DIRECTION =
Copy, from the entries below, each line in which the string "Betty" appears.

LISTING =
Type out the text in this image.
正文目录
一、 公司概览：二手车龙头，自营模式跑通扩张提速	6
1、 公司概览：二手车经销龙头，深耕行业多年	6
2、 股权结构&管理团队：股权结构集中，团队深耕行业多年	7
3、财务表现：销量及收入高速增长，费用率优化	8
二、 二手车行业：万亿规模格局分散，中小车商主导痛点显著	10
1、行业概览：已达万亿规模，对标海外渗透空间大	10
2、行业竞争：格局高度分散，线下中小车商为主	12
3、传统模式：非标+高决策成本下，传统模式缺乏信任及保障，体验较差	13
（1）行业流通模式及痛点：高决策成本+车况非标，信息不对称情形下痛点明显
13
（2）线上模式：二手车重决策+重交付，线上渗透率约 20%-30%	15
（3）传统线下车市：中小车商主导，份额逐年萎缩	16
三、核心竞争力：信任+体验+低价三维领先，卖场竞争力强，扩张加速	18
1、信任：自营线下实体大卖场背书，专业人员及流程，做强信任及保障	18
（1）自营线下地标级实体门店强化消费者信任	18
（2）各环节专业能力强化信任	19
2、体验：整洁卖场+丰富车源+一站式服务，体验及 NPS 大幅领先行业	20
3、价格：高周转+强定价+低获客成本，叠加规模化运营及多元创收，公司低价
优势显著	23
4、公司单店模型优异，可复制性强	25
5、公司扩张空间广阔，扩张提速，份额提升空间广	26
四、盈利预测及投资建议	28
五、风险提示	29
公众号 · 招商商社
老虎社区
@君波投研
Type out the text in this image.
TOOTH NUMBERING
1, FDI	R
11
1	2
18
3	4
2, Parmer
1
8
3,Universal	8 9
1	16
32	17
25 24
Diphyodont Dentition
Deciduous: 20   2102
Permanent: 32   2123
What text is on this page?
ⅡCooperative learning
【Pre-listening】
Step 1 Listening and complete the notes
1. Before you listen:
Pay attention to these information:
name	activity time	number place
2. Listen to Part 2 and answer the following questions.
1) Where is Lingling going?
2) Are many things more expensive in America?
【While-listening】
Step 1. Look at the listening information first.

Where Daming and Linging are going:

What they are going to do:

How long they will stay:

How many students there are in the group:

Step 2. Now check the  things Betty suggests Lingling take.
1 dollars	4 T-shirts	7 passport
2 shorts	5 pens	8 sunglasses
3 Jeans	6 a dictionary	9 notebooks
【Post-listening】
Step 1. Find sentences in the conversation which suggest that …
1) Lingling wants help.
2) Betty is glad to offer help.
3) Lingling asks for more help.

WORKED ANSWER =
Step 2. Now check the  things Betty suggests Lingling take.
2) Betty is glad to offer help.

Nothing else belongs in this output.